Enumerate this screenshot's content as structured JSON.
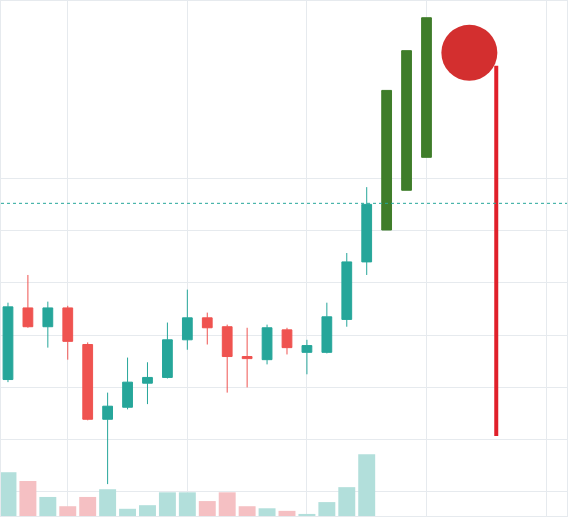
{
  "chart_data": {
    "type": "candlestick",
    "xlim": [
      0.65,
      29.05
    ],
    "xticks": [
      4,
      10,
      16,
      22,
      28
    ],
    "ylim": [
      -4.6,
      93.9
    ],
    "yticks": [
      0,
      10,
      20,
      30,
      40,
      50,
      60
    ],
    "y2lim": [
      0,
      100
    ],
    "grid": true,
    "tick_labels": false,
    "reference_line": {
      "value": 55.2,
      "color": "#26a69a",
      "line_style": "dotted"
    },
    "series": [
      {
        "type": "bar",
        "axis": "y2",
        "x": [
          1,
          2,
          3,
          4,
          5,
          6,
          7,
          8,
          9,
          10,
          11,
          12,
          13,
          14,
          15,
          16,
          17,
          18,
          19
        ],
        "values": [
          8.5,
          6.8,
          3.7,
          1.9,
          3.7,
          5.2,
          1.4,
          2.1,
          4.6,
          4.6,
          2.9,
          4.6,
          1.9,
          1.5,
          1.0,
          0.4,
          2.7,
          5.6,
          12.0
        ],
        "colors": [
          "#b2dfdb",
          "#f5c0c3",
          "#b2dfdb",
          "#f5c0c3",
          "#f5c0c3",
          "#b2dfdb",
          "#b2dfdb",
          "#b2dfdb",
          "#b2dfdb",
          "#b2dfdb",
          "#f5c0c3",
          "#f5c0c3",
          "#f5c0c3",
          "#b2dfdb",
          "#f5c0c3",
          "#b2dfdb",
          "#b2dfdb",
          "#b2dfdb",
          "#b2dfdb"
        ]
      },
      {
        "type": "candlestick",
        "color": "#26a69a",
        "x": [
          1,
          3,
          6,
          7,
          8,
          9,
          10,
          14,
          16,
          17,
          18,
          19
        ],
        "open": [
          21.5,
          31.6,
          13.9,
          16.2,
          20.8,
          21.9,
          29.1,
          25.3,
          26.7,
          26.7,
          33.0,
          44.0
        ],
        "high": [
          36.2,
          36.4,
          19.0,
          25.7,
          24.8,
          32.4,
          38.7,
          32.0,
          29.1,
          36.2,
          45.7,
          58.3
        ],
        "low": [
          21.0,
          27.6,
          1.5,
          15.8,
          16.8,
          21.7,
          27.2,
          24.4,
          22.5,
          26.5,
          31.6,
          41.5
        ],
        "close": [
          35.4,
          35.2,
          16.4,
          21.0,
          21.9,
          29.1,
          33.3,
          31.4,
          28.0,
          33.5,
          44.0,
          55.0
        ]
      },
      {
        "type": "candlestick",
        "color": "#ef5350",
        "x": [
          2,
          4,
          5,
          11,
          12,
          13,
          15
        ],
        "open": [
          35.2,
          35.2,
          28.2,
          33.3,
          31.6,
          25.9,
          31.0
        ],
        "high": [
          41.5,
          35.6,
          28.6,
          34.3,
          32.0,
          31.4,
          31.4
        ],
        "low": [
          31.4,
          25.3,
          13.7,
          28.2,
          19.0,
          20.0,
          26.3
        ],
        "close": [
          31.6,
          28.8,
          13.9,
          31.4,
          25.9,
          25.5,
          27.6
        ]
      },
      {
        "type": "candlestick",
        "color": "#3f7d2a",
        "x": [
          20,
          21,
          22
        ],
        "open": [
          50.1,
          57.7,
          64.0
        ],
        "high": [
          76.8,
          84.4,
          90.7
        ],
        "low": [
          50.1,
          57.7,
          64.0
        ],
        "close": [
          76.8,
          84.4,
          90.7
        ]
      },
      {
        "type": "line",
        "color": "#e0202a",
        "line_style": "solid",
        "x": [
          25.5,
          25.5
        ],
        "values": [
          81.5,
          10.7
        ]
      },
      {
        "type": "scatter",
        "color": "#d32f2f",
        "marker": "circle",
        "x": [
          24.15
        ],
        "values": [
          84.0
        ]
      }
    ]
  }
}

* **Task goal**: Which lines hold the string "type"? List them all.

* **Worked solution**:
    "type": "candlestick",
        "type": "bar",
        "type": "candlestick",
        "type": "candlestick",
        "type": "candlestick",
        "type": "line",
        "type": "scatter",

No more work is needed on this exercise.